* [EXERCISE INSTRUCTIONS] Each line that follows should be printed again exactly as it stands.

[DATASET CONTENT start]

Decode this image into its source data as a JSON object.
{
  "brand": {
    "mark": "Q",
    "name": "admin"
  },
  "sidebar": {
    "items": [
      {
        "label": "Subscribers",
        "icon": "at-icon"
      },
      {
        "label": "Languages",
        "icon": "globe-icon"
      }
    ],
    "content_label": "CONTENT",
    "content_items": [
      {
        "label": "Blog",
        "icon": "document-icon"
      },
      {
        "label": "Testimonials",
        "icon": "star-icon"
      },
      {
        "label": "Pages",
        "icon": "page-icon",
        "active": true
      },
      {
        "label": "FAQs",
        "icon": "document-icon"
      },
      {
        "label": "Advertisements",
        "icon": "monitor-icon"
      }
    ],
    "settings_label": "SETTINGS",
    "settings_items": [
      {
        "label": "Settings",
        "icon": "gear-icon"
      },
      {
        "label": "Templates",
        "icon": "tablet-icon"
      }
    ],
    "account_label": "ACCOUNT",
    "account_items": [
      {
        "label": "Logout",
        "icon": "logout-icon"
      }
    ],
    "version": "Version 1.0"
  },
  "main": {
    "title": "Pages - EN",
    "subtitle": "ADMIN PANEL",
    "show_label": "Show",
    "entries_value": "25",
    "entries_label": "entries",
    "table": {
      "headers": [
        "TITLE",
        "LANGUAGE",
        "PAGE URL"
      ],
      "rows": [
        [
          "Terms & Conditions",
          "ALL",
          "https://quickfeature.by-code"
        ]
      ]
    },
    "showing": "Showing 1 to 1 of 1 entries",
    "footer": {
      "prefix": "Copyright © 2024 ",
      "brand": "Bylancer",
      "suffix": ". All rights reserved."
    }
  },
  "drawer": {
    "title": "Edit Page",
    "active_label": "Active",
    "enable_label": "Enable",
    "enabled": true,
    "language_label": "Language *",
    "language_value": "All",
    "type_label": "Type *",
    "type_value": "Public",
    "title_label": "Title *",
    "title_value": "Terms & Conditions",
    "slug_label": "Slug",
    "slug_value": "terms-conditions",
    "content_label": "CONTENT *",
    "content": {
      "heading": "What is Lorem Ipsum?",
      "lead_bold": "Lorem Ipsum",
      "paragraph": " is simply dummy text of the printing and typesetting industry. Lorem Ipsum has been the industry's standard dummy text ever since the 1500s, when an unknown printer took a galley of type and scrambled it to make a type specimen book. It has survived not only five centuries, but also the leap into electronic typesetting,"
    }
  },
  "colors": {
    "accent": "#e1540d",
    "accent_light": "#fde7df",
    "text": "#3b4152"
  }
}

[DATASET CONTENT end]

* [SOLUTION FOR THIS EXERCISE]
Decode this image into its source data as a JSON object.
{
  "brand": {
    "mark": "Q",
    "name": "admin"
  },
  "sidebar": {
    "items": [
      {
        "label": "Subscribers",
        "icon": "at-icon"
      },
      {
        "label": "Languages",
        "icon": "globe-icon"
      }
    ],
    "content_label": "CONTENT",
    "content_items": [
      {
        "label": "Blog",
        "icon": "document-icon"
      },
      {
        "label": "Testimonials",
        "icon": "star-icon"
      },
      {
        "label": "Pages",
        "icon": "page-icon",
        "active": true
      },
      {
        "label": "FAQs",
        "icon": "document-icon"
      },
      {
        "label": "Advertisements",
        "icon": "monitor-icon"
      }
    ],
    "settings_label": "SETTINGS",
    "settings_items": [
      {
        "label": "Settings",
        "icon": "gear-icon"
      },
      {
        "label": "Templates",
        "icon": "tablet-icon"
      }
    ],
    "account_label": "ACCOUNT",
    "account_items": [
      {
        "label": "Logout",
        "icon": "logout-icon"
      }
    ],
    "version": "Version 1.0"
  },
  "main": {
    "title": "Pages - EN",
    "subtitle": "ADMIN PANEL",
    "show_label": "Show",
    "entries_value": "25",
    "entries_label": "entries",
    "table": {
      "headers": [
        "TITLE",
        "LANGUAGE",
        "PAGE URL"
      ],
      "rows": [
        [
          "Terms & Conditions",
          "ALL",
          "https://quickfeature.by-code"
        ]
      ]
    },
    "showing": "Showing 1 to 1 of 1 entries",
    "footer": {
      "prefix": "Copyright © 2024 ",
      "brand": "Bylancer",
      "suffix": ". All rights reserved."
    }
  },
  "drawer": {
    "title": "Edit Page",
    "active_label": "Active",
    "enable_label": "Enable",
    "enabled": true,
    "language_label": "Language *",
    "language_value": "All",
    "type_label": "Type *",
    "type_value": "Public",
    "title_label": "Title *",
    "title_value": "Terms & Conditions",
    "slug_label": "Slug",
    "slug_value": "terms-conditions",
    "content_label": "CONTENT *",
    "content": {
      "heading": "What is Lorem Ipsum?",
      "lead_bold": "Lorem Ipsum",
      "paragraph": " is simply dummy text of the printing and typesetting industry. Lorem Ipsum has been the industry's standard dummy text ever since the 1500s, when an unknown printer took a galley of type and scrambled it to make a type specimen book. It has survived not only five centuries, but also the leap into electronic typesetting,"
    }
  },
  "colors": {
    "accent": "#e1540d",
    "accent_light": "#fde7df",
    "text": "#3b4152"
  }
}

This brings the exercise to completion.